• What you are asked to do: Lines holding the string "长期为群众所传颂" are the ones to copy; find them all in the data.

• Dataset excerpts:
□ □ □ □ □ □ □

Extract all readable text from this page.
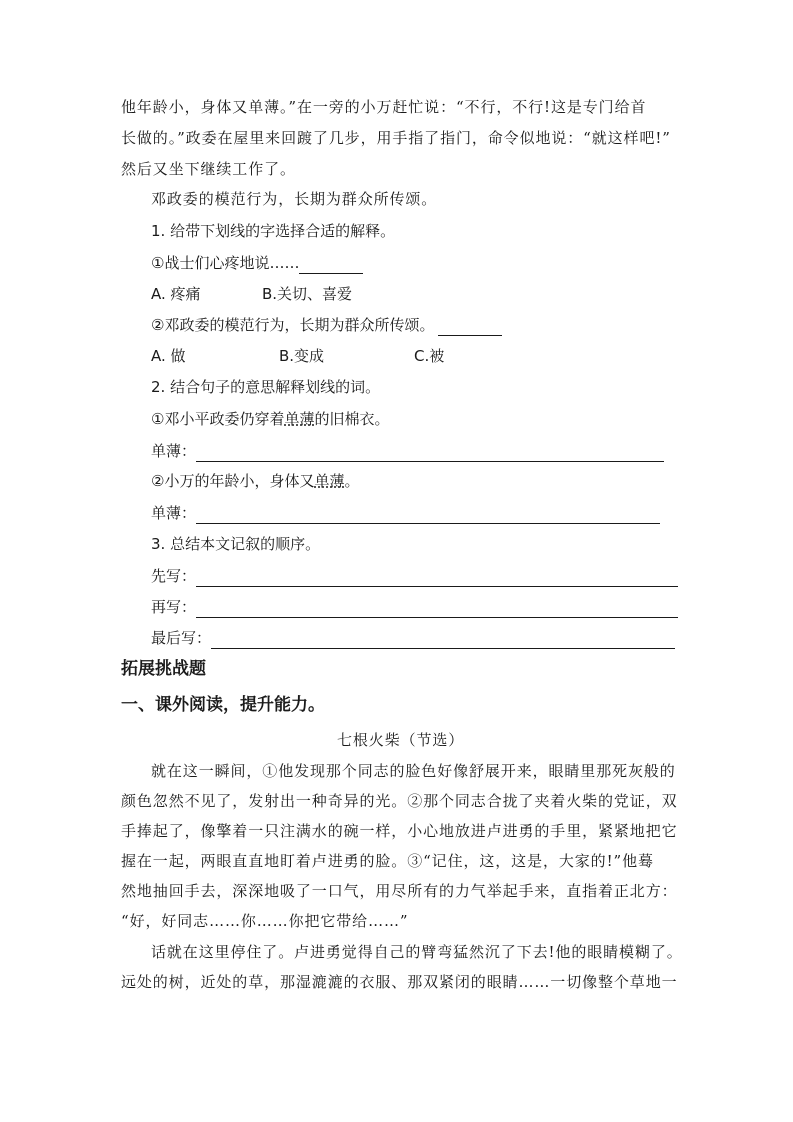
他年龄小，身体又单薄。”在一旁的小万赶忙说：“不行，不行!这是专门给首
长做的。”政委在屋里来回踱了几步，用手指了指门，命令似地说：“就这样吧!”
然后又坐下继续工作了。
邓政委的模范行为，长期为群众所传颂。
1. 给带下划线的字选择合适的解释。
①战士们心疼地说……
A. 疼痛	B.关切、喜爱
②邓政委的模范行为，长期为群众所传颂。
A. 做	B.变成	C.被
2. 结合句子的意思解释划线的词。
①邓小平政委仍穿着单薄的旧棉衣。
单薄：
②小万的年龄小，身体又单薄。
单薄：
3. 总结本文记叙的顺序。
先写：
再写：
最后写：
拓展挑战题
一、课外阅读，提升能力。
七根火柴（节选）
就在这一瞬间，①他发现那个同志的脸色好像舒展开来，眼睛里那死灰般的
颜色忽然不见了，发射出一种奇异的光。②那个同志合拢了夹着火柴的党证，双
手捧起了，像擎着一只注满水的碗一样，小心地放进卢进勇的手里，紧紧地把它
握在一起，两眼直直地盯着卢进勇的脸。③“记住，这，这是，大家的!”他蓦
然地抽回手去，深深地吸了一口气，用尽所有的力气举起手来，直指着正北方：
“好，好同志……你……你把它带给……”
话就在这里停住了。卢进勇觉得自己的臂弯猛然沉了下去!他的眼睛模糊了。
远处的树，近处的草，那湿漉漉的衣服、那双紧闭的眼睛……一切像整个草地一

□ □ □ □ □ □ □

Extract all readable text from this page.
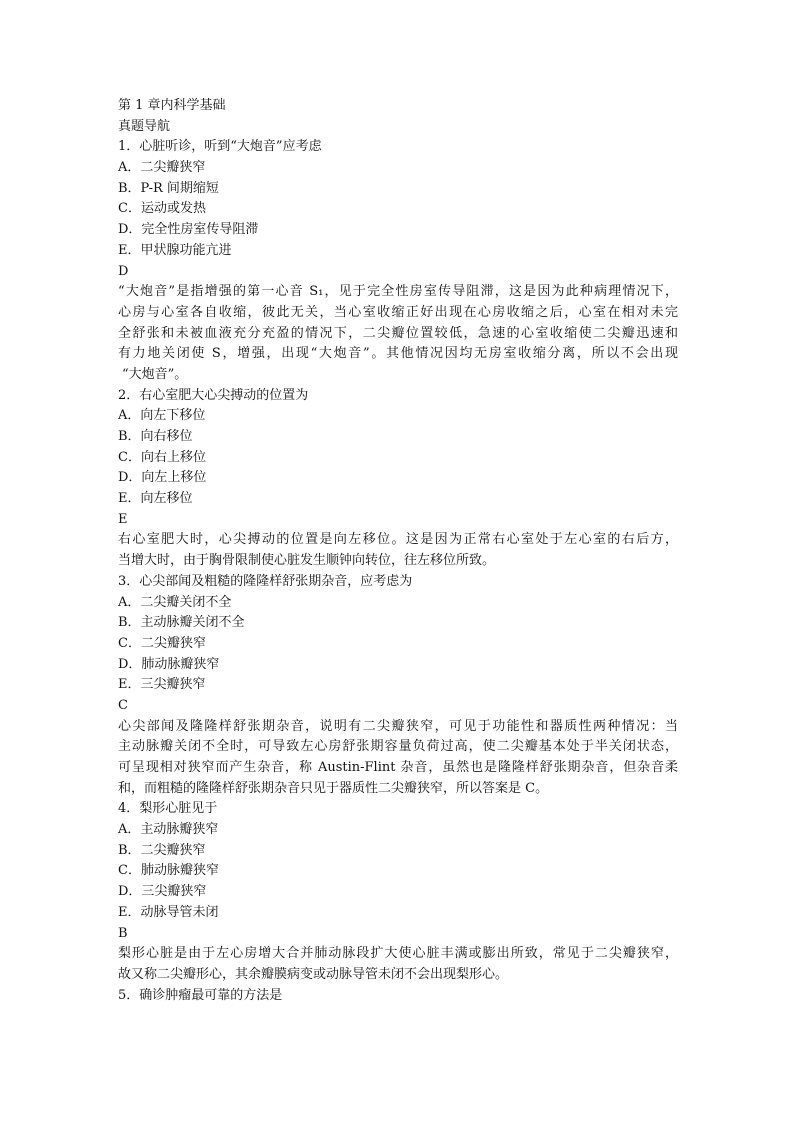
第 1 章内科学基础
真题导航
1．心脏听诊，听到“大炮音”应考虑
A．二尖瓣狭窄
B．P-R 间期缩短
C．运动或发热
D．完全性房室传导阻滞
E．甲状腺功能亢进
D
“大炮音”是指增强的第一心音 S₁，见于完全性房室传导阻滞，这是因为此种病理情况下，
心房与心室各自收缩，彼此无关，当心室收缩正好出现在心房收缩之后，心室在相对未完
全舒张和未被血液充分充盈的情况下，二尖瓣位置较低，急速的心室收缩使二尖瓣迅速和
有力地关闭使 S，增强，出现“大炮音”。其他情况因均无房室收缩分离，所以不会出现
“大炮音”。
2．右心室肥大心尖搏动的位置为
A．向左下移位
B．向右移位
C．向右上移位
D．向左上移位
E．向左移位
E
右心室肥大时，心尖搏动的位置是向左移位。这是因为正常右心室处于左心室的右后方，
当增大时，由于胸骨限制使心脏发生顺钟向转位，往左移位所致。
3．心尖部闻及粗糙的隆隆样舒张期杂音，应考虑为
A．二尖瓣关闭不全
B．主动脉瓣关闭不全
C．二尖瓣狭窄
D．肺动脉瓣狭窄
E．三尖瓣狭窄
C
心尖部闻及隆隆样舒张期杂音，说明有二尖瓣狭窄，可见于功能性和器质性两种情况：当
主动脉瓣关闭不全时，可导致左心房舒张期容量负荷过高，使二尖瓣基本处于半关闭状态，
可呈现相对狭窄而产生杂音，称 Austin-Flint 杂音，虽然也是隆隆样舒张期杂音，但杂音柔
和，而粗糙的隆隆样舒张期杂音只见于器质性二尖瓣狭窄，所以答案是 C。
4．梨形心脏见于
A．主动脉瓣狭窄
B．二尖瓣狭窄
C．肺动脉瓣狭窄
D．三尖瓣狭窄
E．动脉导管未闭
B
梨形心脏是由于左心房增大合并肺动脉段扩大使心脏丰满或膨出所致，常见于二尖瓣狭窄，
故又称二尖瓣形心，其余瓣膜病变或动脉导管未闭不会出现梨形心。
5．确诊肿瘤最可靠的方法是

□ □ □ □ □ □ □

• Correct output:
邓政委的模范行为，长期为群众所传颂。
②邓政委的模范行为，长期为群众所传颂。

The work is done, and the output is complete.